## RECORDS FOR PROCESSING
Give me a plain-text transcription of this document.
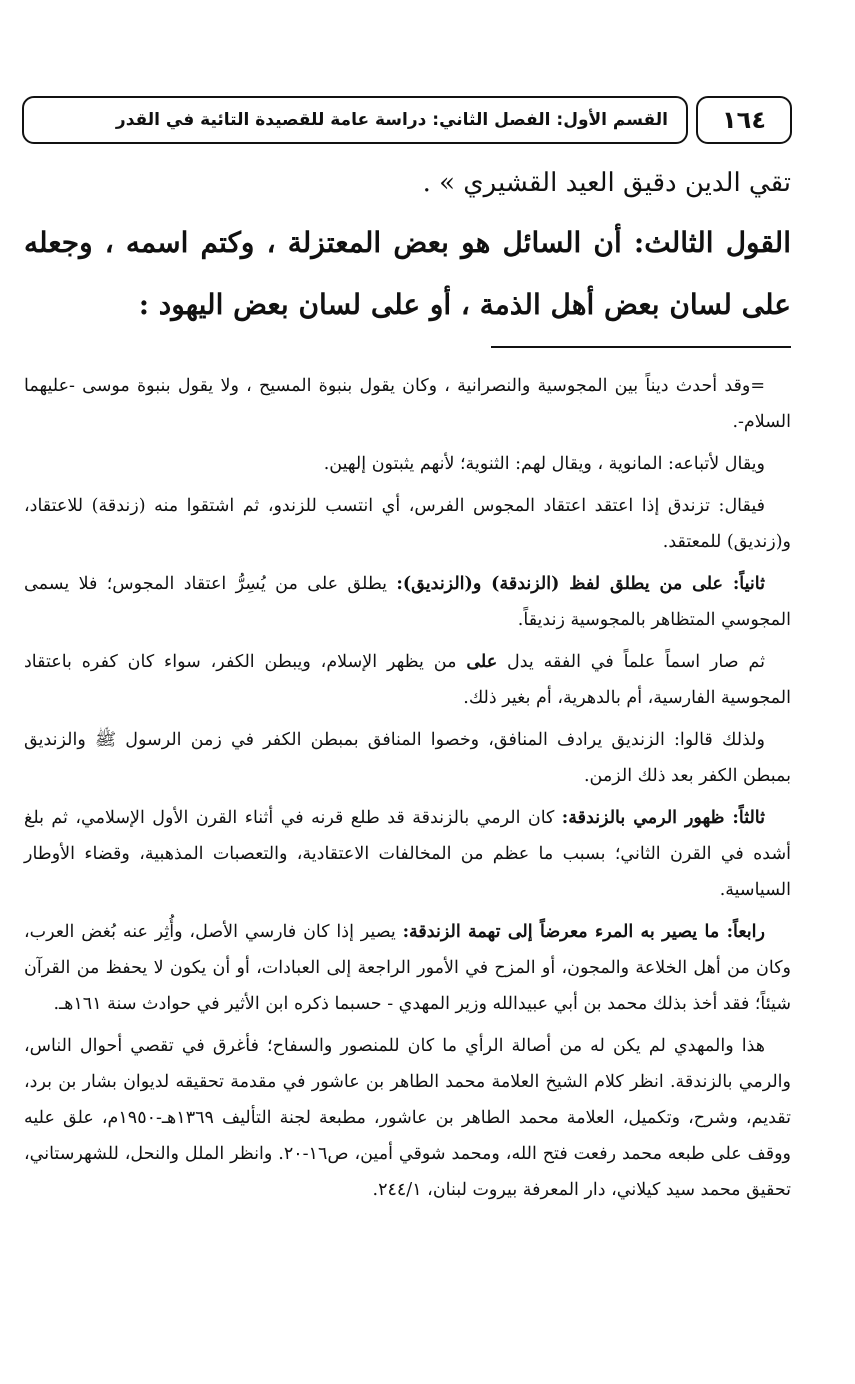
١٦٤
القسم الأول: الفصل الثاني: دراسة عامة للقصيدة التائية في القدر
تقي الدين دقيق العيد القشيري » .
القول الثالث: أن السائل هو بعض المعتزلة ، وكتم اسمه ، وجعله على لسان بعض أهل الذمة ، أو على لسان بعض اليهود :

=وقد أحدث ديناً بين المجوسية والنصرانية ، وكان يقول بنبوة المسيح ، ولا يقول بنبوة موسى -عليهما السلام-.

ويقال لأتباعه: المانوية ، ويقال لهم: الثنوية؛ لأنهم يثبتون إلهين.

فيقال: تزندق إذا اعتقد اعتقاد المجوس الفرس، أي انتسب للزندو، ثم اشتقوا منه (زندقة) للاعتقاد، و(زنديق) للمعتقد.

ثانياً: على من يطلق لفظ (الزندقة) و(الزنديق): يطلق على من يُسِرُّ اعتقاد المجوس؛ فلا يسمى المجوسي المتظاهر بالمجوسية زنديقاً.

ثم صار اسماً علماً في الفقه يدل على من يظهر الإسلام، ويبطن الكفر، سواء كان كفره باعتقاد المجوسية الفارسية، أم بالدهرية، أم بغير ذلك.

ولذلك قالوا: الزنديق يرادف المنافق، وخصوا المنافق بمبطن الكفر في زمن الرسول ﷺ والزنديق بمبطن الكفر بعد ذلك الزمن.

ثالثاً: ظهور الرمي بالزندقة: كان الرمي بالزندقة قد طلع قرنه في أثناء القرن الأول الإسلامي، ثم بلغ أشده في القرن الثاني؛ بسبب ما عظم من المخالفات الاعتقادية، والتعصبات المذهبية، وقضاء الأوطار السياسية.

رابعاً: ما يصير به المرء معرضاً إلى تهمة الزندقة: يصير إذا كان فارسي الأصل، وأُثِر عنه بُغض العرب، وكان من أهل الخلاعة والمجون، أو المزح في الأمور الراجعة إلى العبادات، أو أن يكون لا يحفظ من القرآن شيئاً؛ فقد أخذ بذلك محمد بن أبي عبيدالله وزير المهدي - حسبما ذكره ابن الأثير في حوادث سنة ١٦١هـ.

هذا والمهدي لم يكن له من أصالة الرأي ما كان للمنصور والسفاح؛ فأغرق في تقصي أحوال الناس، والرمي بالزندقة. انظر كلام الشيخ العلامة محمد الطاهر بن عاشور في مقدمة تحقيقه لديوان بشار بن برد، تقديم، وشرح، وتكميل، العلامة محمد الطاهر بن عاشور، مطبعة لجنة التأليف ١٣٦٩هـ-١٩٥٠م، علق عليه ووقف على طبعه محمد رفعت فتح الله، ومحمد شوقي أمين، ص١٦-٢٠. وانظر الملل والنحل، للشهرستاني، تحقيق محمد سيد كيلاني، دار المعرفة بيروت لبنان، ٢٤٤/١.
---
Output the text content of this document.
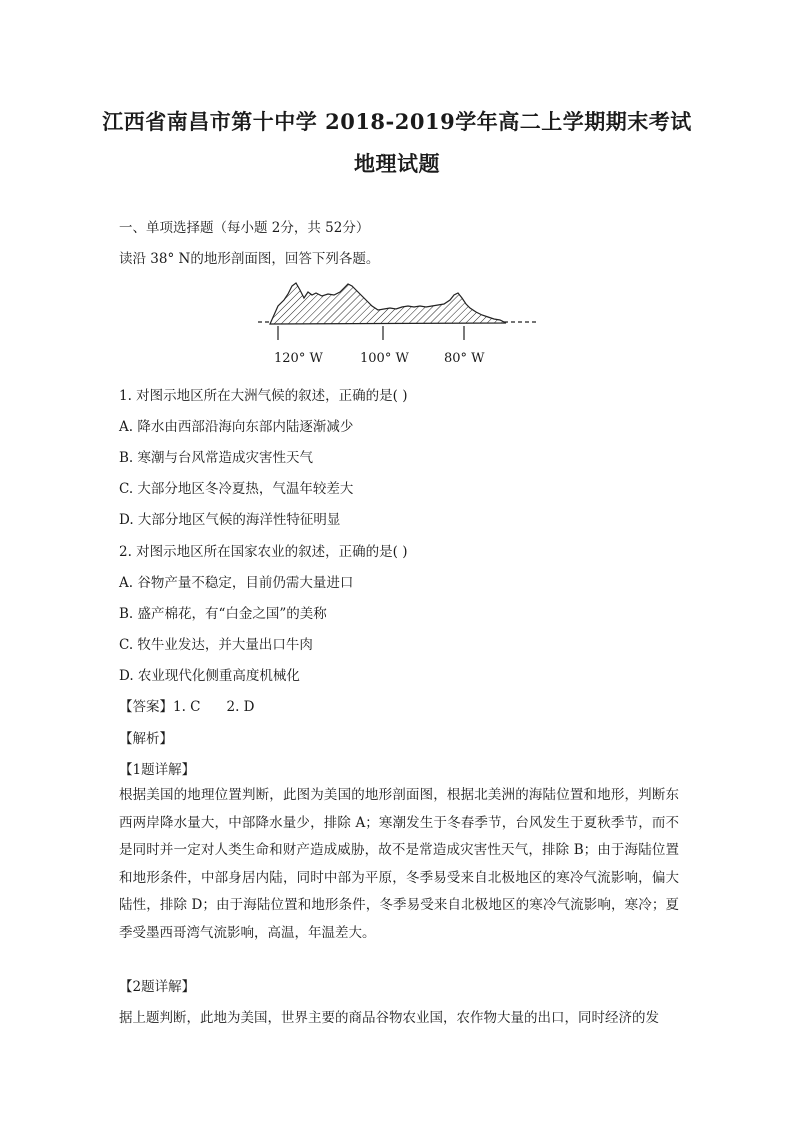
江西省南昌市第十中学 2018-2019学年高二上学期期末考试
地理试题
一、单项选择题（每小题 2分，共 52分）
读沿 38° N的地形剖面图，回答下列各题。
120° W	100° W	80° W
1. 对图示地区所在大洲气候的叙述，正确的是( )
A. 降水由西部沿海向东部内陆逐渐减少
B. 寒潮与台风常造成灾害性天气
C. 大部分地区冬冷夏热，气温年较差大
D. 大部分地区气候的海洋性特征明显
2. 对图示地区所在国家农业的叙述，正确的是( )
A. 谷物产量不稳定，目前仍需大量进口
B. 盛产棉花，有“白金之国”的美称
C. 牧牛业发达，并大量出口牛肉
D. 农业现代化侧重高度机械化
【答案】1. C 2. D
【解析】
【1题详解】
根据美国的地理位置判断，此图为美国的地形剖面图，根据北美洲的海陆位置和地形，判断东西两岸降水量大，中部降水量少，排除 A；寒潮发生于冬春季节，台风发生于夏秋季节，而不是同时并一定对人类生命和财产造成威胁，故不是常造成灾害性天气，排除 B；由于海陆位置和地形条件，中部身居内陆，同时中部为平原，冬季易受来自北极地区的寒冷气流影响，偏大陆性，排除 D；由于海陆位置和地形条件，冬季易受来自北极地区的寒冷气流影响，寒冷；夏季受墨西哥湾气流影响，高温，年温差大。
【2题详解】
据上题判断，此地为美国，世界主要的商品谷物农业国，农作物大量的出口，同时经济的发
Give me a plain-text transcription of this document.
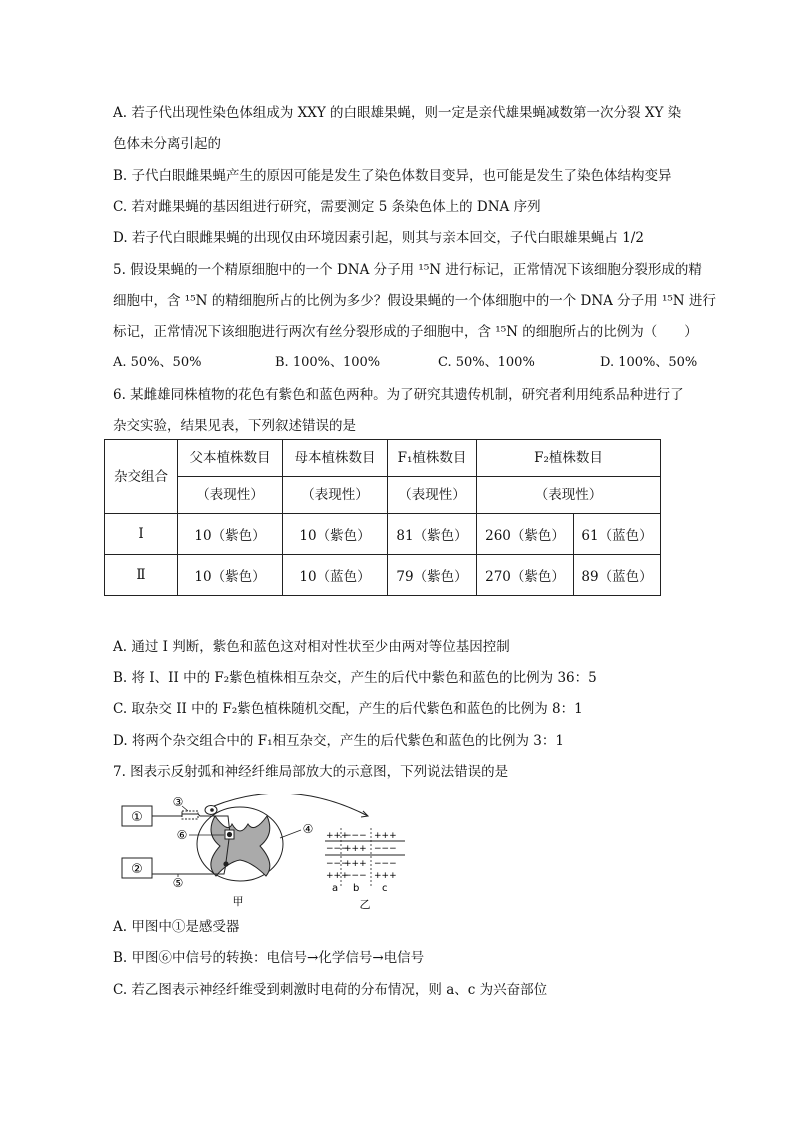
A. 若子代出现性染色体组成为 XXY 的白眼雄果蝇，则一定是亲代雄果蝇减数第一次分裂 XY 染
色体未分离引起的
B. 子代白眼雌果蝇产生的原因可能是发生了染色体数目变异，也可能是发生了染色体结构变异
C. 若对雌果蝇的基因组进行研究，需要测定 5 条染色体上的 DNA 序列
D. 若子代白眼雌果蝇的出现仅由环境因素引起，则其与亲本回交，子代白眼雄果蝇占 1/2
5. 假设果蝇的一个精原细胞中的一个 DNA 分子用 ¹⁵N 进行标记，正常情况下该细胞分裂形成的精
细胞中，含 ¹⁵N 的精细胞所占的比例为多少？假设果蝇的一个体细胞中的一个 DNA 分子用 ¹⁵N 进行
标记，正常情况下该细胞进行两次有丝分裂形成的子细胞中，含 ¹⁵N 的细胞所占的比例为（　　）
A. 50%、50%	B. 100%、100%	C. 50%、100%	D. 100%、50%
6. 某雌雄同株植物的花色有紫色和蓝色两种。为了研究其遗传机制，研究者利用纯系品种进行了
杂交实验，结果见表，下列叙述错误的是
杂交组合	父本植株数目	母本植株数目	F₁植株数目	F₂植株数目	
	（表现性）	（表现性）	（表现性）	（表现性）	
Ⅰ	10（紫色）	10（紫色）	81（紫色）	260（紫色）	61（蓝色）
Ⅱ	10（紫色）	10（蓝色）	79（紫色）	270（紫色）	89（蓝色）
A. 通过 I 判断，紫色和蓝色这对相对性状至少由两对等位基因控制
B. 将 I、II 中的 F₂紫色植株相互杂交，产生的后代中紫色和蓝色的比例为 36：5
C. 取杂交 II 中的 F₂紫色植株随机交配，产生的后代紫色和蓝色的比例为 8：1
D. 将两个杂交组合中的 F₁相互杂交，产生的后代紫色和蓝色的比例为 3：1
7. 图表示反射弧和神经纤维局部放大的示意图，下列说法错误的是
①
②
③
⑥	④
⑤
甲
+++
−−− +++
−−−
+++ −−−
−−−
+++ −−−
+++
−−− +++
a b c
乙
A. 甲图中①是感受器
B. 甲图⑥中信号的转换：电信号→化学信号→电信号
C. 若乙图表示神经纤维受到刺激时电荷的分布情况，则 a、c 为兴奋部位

## EXERCISE TASK
Look through the data above. Each line containing the word "الأول" needs to be copied.

## REPLY TO THE TASK
القسم الأول: الفصل الثاني: دراسة عامة للقصيدة التائية في القدر
ثالثاً: ظهور الرمي بالزندقة: كان الرمي بالزندقة قد طلع قرنه في أثناء القرن الأول الإسلامي، ثم بلغ أشده في القرن الثاني؛ بسبب ما عظم من المخالفات الاعتقادية، والتعصبات المذهبية، وقضاء الأوطار السياسية.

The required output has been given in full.